Task instructions →
Quote all of the entries word for word.

Data items:

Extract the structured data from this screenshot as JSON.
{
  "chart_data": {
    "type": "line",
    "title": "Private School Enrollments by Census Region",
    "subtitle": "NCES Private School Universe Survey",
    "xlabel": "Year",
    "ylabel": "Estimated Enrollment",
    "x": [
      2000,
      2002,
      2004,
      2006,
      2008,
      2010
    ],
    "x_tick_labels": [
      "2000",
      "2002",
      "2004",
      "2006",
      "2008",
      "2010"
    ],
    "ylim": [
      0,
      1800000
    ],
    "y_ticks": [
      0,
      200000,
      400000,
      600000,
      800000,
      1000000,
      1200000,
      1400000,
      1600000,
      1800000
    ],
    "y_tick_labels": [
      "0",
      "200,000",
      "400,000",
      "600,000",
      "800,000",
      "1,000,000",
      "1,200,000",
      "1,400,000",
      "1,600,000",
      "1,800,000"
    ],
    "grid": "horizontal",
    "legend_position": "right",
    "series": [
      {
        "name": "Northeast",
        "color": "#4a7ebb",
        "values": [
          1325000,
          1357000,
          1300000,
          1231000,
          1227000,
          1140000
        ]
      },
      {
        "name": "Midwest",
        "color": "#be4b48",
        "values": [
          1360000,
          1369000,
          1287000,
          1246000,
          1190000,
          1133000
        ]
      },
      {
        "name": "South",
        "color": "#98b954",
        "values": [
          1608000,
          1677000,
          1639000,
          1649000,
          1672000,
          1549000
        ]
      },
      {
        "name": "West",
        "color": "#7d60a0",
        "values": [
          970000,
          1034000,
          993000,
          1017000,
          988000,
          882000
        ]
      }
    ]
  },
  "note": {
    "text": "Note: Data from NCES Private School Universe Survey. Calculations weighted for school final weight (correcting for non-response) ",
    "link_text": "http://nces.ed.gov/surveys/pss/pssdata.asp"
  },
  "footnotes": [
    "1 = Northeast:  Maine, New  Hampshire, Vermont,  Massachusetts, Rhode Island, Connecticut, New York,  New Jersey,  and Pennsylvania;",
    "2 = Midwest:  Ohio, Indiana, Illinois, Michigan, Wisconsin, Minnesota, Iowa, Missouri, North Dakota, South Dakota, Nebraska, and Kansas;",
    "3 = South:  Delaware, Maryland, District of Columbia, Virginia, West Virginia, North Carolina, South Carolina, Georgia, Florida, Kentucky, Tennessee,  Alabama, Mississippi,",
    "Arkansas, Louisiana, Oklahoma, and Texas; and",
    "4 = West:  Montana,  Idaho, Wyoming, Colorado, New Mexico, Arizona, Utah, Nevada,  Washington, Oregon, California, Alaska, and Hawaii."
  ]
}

Solution for this exercise →
Extract the structured data from this screenshot as JSON.
{
  "chart_data": {
    "type": "line",
    "title": "Private School Enrollments by Census Region",
    "subtitle": "NCES Private School Universe Survey",
    "xlabel": "Year",
    "ylabel": "Estimated Enrollment",
    "x": [
      2000,
      2002,
      2004,
      2006,
      2008,
      2010
    ],
    "x_tick_labels": [
      "2000",
      "2002",
      "2004",
      "2006",
      "2008",
      "2010"
    ],
    "ylim": [
      0,
      1800000
    ],
    "y_ticks": [
      0,
      200000,
      400000,
      600000,
      800000,
      1000000,
      1200000,
      1400000,
      1600000,
      1800000
    ],
    "y_tick_labels": [
      "0",
      "200,000",
      "400,000",
      "600,000",
      "800,000",
      "1,000,000",
      "1,200,000",
      "1,400,000",
      "1,600,000",
      "1,800,000"
    ],
    "grid": "horizontal",
    "legend_position": "right",
    "series": [
      {
        "name": "Northeast",
        "color": "#4a7ebb",
        "values": [
          1325000,
          1357000,
          1300000,
          1231000,
          1227000,
          1140000
        ]
      },
      {
        "name": "Midwest",
        "color": "#be4b48",
        "values": [
          1360000,
          1369000,
          1287000,
          1246000,
          1190000,
          1133000
        ]
      },
      {
        "name": "South",
        "color": "#98b954",
        "values": [
          1608000,
          1677000,
          1639000,
          1649000,
          1672000,
          1549000
        ]
      },
      {
        "name": "West",
        "color": "#7d60a0",
        "values": [
          970000,
          1034000,
          993000,
          1017000,
          988000,
          882000
        ]
      }
    ]
  },
  "note": {
    "text": "Note: Data from NCES Private School Universe Survey. Calculations weighted for school final weight (correcting for non-response) ",
    "link_text": "http://nces.ed.gov/surveys/pss/pssdata.asp"
  },
  "footnotes": [
    "1 = Northeast:  Maine, New  Hampshire, Vermont,  Massachusetts, Rhode Island, Connecticut, New York,  New Jersey,  and Pennsylvania;",
    "2 = Midwest:  Ohio, Indiana, Illinois, Michigan, Wisconsin, Minnesota, Iowa, Missouri, North Dakota, South Dakota, Nebraska, and Kansas;",
    "3 = South:  Delaware, Maryland, District of Columbia, Virginia, West Virginia, North Carolina, South Carolina, Georgia, Florida, Kentucky, Tennessee,  Alabama, Mississippi,",
    "Arkansas, Louisiana, Oklahoma, and Texas; and",
    "4 = West:  Montana,  Idaho, Wyoming, Colorado, New Mexico, Arizona, Utah, Nevada,  Washington, Oregon, California, Alaska, and Hawaii."
  ]
}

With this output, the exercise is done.